*** Supplied information

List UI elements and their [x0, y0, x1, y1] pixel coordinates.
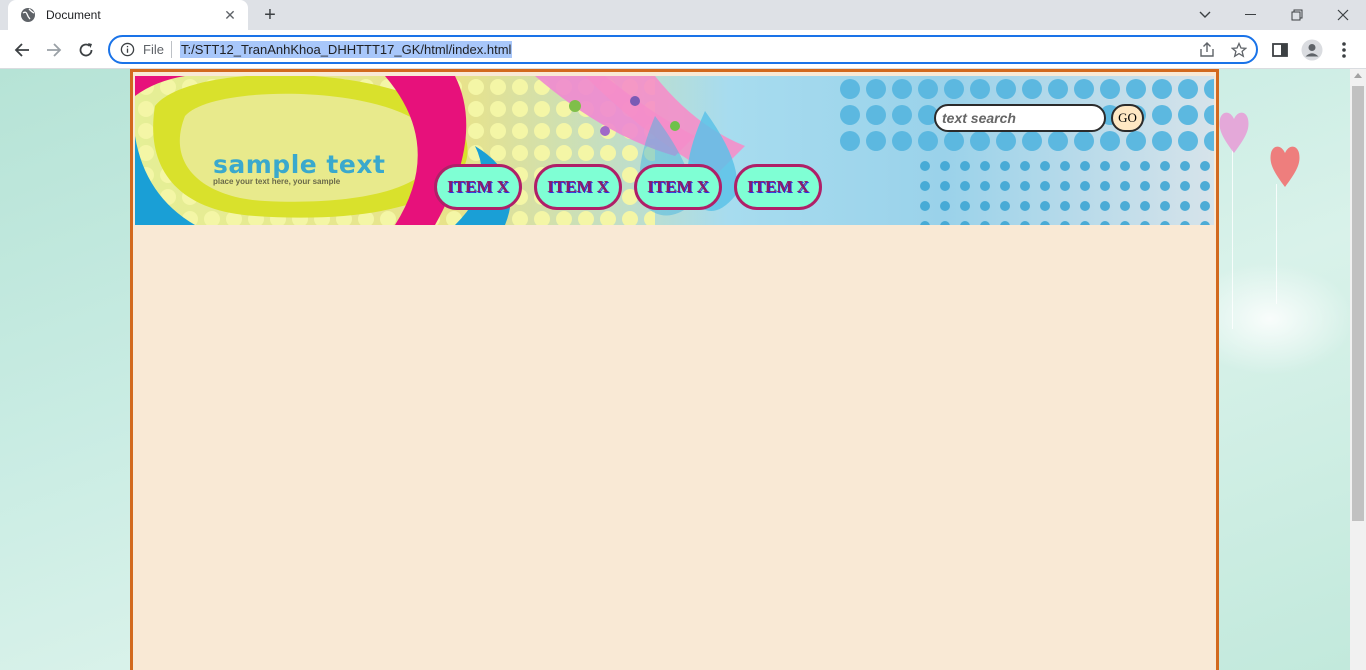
minimize-button[interactable]: [1228, 0, 1274, 30]
restore-button[interactable]: [1274, 0, 1320, 30]
bookmark-star-icon[interactable]: [1231, 42, 1247, 58]
nav-item-3[interactable]: ITEM X: [634, 164, 722, 210]
scroll-up-arrow-icon[interactable]: [1354, 73, 1362, 78]
reload-icon[interactable]: [72, 36, 100, 64]
share-icon[interactable]: [1199, 42, 1215, 58]
tab-search-chevron-icon[interactable]: [1182, 0, 1228, 30]
page-viewport: sample text place your text here, your s…: [0, 69, 1350, 670]
tab-title: Document: [46, 8, 101, 22]
address-bar[interactable]: File T:/STT12_TranAnhKhoa_DHHTTT17_GK/ht…: [108, 35, 1258, 64]
pink-heart-balloon-icon: [1219, 112, 1249, 153]
main-nav: ITEM X ITEM X ITEM X ITEM X: [434, 164, 822, 210]
browser-toolbar: File T:/STT12_TranAnhKhoa_DHHTTT17_GK/ht…: [0, 30, 1366, 69]
active-tab[interactable]: Document ✕: [8, 0, 248, 30]
tab-close-icon[interactable]: ✕: [222, 7, 238, 24]
scroll-thumb[interactable]: [1352, 86, 1364, 521]
url-divider: [171, 41, 172, 58]
kebab-menu-icon[interactable]: [1334, 40, 1354, 60]
nav-item-2[interactable]: ITEM X: [534, 164, 622, 210]
nav-item-4[interactable]: ITEM X: [734, 164, 822, 210]
forward-arrow-icon[interactable]: [40, 36, 68, 64]
balloon-string: [1232, 149, 1233, 329]
back-arrow-icon[interactable]: [8, 36, 36, 64]
banner-sample-subtext: place your text here, your sample: [213, 177, 341, 186]
search-input[interactable]: [934, 104, 1106, 132]
page-container: sample text place your text here, your s…: [130, 69, 1219, 670]
new-tab-button[interactable]: +: [258, 3, 282, 27]
nav-item-1[interactable]: ITEM X: [434, 164, 522, 210]
url-scheme-label: File: [143, 42, 164, 57]
url-text[interactable]: T:/STT12_TranAnhKhoa_DHHTTT17_GK/html/in…: [180, 41, 513, 58]
globe-icon: [21, 8, 35, 22]
info-icon[interactable]: [120, 42, 135, 57]
profile-avatar-icon[interactable]: [1301, 39, 1323, 61]
tab-strip: Document ✕ +: [0, 0, 1366, 30]
balloon-string: [1276, 184, 1277, 304]
banner-sample-text: sample text: [213, 150, 386, 179]
vertical-scrollbar[interactable]: [1350, 69, 1366, 670]
close-window-button[interactable]: [1320, 0, 1366, 30]
red-heart-balloon-icon: [1270, 146, 1300, 187]
go-button[interactable]: GO: [1111, 104, 1144, 132]
side-panel-icon[interactable]: [1270, 40, 1290, 60]
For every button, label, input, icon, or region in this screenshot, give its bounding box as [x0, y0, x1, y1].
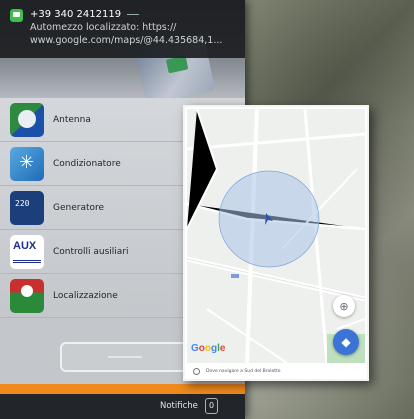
- map-bottom-text: Dove navigare a Sud del Broletto: [206, 368, 281, 374]
- accent-bar: [0, 384, 245, 394]
- my-location-button[interactable]: ⊕: [333, 295, 355, 317]
- map-bottom-bar[interactable]: Dove navigare a Sud del Broletto: [187, 363, 365, 379]
- message-icon: [10, 9, 23, 22]
- map-view[interactable]: Google ⊕ ◆: [187, 109, 365, 363]
- generator-icon-text: 220: [15, 198, 30, 208]
- aux-controls-icon: AUX: [10, 234, 44, 269]
- sms-notification[interactable]: +39 340 2412119 Automezzo localizzato: h…: [0, 0, 245, 58]
- info-icon: [193, 367, 200, 375]
- map-roads: [187, 109, 365, 363]
- action-button[interactable]: [60, 342, 190, 372]
- notifications-count-badge[interactable]: 0: [205, 398, 218, 414]
- crosshair-icon: ⊕: [339, 299, 349, 313]
- notification-line-2: www.google.com/maps/@44.435684,1...: [30, 35, 223, 46]
- map-screen: Google ⊕ ◆ Dove navigare a Sud del Brole…: [183, 105, 369, 381]
- air-conditioner-icon: [10, 146, 44, 181]
- sender-number: +39 340 2412119: [30, 9, 122, 20]
- divider: [127, 14, 140, 15]
- directions-button[interactable]: ◆: [333, 329, 359, 355]
- logo-letter: G: [191, 343, 199, 354]
- google-logo: Google: [191, 343, 225, 354]
- logo-letter: e: [219, 343, 226, 354]
- generator-icon: 220: [10, 190, 44, 225]
- location-icon: [10, 278, 44, 313]
- antenna-icon: [10, 102, 44, 137]
- button-graphic: [108, 356, 142, 358]
- directions-icon: ◆: [341, 335, 351, 349]
- notifications-label[interactable]: Notifiche: [160, 401, 198, 411]
- menu-item-label: Antenna: [53, 114, 91, 125]
- aux-icon-text: AUX: [13, 239, 37, 252]
- menu-item-label: Generatore: [53, 202, 105, 213]
- notification-sender: +39 340 2412119: [30, 8, 237, 21]
- menu-item-label: Condizionatore: [53, 158, 121, 169]
- menu-item-label: Controlli ausiliari: [53, 246, 129, 257]
- notification-line-1: Automezzo localizzato: https://: [30, 22, 177, 33]
- menu-item-label: Localizzazione: [53, 290, 118, 301]
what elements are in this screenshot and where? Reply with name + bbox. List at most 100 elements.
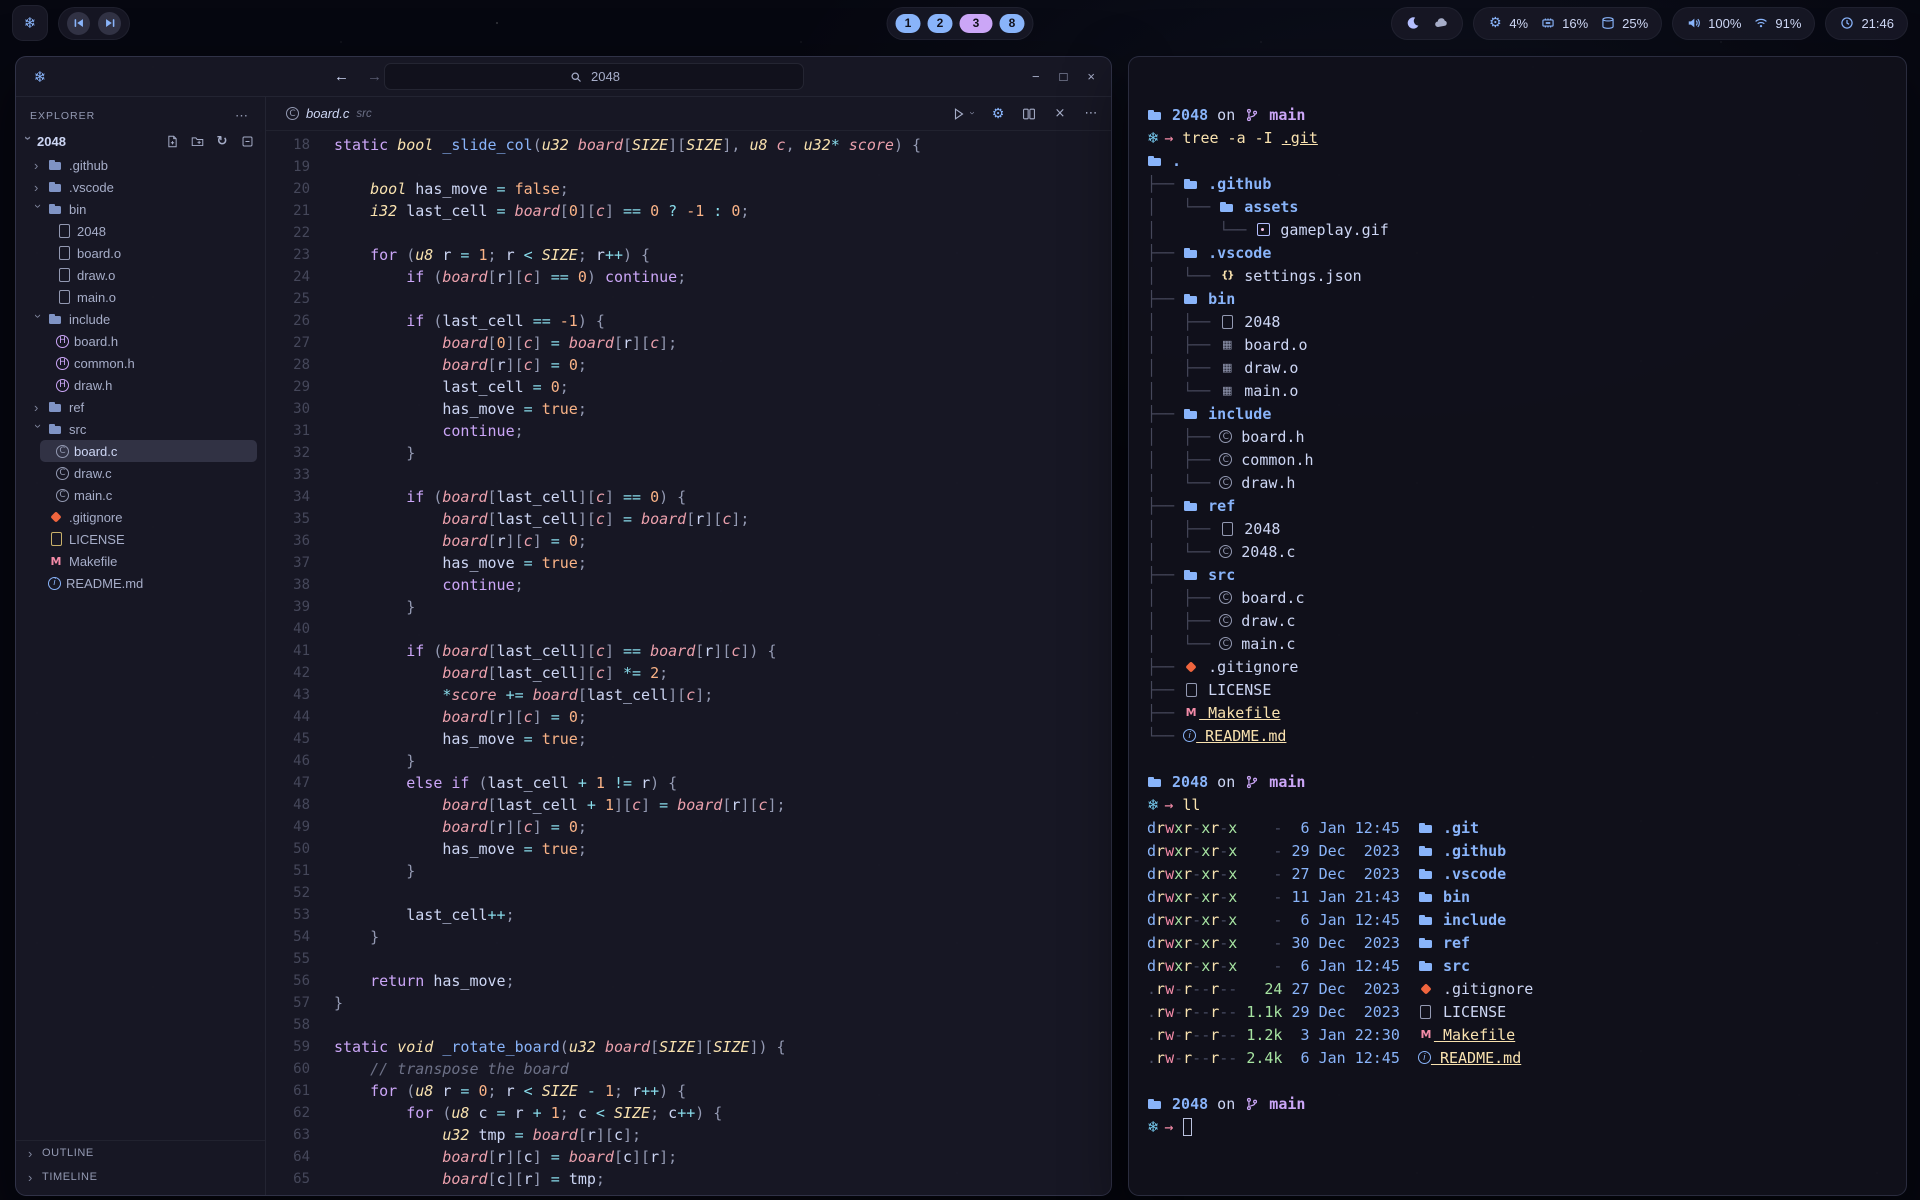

******

* **Objective**: Copy the lines in the records above, from the line containing "minimize-button[interactable]: [1228, 0, 1274, 30]" through the line containing "share-icon[interactable]: [1199, 42, 1215, 58]", inclusive.

* **Solution below**:
minimize-button[interactable]: [1228, 0, 1274, 30]
restore-button[interactable]: [1274, 0, 1320, 30]
bookmark-star-icon[interactable]: [1231, 42, 1247, 58]
nav-item-3[interactable]: ITEM X: [634, 164, 722, 210]
scroll-up-arrow-icon[interactable]: [1354, 73, 1362, 78]
reload-icon[interactable]: [72, 36, 100, 64]
share-icon[interactable]: [1199, 42, 1215, 58]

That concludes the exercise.